(Source data)
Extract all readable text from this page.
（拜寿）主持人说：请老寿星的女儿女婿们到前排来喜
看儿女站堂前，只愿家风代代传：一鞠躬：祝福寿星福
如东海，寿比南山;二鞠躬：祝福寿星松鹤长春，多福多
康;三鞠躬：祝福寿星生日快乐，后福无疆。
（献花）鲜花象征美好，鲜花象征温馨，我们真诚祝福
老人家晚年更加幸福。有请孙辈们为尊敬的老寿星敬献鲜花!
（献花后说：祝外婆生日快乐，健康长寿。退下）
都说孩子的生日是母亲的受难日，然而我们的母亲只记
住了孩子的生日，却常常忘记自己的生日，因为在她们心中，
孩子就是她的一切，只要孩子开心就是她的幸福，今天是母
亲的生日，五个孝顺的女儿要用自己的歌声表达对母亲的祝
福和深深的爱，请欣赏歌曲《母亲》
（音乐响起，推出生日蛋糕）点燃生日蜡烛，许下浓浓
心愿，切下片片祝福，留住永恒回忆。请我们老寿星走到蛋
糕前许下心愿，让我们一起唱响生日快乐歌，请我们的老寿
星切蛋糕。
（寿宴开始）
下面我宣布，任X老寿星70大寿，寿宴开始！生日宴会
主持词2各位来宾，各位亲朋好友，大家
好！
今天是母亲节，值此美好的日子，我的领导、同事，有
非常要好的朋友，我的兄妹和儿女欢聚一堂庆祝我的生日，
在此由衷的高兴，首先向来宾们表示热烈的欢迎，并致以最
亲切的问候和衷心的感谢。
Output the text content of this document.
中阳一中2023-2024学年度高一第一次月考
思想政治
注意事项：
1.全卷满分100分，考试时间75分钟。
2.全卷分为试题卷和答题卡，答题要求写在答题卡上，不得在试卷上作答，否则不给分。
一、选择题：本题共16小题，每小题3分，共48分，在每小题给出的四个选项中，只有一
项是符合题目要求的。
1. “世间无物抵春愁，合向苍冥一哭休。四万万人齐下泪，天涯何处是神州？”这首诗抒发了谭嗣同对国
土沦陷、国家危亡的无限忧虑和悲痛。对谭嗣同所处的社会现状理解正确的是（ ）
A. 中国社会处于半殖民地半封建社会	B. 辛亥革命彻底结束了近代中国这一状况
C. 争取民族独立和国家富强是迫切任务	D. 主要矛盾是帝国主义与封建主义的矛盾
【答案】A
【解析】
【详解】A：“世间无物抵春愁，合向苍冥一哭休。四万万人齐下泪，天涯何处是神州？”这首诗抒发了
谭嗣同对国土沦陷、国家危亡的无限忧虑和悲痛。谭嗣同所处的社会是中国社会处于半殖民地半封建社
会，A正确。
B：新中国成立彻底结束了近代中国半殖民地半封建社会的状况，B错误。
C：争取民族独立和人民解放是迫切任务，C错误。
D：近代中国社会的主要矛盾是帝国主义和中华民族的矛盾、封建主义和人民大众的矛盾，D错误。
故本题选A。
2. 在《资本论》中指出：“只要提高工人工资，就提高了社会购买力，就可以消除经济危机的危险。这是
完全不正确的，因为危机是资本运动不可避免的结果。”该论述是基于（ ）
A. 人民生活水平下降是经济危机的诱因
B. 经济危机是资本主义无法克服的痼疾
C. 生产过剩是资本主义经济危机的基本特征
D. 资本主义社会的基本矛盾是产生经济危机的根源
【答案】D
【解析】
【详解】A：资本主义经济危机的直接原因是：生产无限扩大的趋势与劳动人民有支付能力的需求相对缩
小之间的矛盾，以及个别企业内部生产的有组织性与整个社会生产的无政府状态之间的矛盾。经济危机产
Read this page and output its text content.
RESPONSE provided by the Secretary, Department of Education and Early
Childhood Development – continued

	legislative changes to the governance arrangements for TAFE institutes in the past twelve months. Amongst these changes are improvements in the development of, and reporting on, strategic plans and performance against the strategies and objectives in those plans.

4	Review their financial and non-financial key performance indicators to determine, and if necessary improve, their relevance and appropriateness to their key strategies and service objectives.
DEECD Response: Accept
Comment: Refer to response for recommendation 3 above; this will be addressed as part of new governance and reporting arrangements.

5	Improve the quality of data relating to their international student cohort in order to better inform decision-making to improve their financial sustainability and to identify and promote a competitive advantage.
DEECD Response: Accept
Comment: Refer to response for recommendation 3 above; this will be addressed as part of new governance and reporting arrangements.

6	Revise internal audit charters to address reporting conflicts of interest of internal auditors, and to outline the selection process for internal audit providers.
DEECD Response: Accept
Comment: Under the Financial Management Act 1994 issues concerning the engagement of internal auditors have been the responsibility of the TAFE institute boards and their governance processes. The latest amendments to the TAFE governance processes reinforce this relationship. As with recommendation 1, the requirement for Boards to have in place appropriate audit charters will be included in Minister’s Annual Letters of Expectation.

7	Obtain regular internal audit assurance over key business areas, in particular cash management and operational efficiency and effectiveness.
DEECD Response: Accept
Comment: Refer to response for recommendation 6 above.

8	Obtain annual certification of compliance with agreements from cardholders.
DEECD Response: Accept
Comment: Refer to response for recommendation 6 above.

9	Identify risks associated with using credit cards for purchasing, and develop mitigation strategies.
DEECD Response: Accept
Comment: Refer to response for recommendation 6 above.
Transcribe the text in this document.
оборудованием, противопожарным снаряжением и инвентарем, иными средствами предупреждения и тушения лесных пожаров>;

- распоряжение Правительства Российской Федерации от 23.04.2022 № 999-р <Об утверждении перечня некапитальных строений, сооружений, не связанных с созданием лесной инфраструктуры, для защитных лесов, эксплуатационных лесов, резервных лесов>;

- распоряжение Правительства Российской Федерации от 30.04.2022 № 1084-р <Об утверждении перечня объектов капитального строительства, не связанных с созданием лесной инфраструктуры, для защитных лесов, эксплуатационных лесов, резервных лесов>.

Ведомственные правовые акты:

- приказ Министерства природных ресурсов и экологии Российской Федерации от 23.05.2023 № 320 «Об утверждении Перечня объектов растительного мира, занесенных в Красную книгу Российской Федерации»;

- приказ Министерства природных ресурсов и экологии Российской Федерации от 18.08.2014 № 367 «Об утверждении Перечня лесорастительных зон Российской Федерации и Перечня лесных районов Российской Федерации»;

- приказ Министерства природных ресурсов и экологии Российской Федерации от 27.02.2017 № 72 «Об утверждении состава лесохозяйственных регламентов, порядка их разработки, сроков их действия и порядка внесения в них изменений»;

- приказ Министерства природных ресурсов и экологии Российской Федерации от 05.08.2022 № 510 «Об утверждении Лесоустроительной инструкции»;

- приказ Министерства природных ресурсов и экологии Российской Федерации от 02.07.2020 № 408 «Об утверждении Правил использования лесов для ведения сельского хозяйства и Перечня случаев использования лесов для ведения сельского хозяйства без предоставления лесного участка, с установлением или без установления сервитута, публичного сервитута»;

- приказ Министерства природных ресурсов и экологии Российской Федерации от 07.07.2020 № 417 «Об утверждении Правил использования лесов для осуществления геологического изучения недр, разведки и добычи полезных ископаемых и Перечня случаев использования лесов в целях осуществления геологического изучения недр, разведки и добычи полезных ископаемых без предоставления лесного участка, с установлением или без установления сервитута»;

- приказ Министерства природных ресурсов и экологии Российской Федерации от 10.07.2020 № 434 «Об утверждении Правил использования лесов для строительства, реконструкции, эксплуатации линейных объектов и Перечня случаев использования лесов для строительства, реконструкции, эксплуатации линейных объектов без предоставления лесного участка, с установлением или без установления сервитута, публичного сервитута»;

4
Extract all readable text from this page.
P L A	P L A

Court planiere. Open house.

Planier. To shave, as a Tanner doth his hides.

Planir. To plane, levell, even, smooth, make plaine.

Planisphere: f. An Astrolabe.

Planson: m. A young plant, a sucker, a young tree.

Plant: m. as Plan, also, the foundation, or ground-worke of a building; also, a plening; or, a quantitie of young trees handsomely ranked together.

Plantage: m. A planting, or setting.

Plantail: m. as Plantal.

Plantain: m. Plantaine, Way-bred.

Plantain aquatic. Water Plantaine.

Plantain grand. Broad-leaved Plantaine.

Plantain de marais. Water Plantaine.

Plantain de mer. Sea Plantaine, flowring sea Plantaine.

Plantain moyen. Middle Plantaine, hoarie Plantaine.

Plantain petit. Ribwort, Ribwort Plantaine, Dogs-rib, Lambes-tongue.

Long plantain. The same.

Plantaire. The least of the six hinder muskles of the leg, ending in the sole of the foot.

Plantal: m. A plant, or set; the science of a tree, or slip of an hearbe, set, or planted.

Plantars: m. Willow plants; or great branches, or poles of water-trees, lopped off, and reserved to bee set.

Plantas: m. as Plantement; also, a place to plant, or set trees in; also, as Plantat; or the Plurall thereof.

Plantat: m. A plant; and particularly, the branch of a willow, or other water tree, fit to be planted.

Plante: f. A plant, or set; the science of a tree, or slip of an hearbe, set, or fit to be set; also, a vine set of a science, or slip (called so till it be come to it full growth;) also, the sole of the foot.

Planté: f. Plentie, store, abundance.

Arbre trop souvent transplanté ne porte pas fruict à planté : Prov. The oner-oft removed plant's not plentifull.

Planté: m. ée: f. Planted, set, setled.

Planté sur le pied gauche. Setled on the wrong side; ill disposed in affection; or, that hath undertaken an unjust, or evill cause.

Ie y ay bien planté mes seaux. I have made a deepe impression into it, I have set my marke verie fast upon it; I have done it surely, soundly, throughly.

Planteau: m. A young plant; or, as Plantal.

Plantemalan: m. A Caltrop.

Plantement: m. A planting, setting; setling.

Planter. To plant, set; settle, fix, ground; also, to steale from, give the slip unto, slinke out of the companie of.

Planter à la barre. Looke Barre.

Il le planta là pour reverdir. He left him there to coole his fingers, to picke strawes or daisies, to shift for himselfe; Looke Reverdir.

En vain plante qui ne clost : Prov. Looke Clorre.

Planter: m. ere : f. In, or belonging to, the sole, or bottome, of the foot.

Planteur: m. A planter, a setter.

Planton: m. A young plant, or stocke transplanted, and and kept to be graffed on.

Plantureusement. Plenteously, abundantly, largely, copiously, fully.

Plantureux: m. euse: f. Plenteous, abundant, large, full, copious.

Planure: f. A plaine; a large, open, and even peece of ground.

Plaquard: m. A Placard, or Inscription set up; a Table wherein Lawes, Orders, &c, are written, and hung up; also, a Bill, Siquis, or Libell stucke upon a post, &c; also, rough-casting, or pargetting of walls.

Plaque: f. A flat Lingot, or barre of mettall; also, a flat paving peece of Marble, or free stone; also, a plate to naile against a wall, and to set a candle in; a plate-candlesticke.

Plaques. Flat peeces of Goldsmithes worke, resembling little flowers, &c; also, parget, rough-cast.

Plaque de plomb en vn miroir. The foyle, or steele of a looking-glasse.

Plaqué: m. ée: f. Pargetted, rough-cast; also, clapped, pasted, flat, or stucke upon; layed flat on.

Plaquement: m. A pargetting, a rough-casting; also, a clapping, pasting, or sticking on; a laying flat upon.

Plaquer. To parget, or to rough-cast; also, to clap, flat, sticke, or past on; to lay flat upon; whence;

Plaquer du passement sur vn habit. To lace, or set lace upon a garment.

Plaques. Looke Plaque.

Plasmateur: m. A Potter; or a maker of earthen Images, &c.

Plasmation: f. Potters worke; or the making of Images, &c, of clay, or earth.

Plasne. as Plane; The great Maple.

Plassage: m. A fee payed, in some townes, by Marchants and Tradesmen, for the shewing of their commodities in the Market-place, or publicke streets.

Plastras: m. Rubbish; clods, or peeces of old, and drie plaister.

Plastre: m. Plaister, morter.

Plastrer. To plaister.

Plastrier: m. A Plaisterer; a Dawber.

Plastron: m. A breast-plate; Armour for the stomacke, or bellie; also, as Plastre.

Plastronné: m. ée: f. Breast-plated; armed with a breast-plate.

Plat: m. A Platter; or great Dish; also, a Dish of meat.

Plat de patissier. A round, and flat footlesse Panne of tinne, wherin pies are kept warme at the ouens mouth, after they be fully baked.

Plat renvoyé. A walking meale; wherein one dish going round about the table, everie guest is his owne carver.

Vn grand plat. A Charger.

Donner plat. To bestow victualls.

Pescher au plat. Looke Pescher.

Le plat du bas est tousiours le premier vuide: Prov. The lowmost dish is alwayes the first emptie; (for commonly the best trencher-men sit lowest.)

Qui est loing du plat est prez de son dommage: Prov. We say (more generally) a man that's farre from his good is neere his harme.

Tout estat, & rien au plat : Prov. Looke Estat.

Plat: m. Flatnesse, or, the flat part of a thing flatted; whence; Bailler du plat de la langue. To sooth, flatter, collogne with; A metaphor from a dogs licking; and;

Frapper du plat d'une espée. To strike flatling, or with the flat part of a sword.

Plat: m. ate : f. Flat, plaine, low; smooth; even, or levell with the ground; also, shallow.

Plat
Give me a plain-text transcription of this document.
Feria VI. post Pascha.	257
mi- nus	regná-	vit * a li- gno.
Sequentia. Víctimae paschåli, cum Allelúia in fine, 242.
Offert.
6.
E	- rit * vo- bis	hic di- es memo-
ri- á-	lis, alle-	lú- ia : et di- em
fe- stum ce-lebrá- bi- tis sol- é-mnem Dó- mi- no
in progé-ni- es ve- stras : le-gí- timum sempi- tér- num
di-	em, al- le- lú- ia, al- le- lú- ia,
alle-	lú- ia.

## [Task brief]
Extract lines where the string "Plantaine" occurs.

## [The completed task]
Plantain: m. Plantaine, Way-bred.
Plantain aquatic. Water Plantaine.
Plantain grand. Broad-leaved Plantaine.
Plantain de marais. Water Plantaine.
Plantain de mer. Sea Plantaine, flowring sea Plantaine.
Plantain moyen. Middle Plantaine, hoarie Plantaine.
Plantain petit. Ribwort, Ribwort Plantaine, Dogs-rib, Lambes-tongue.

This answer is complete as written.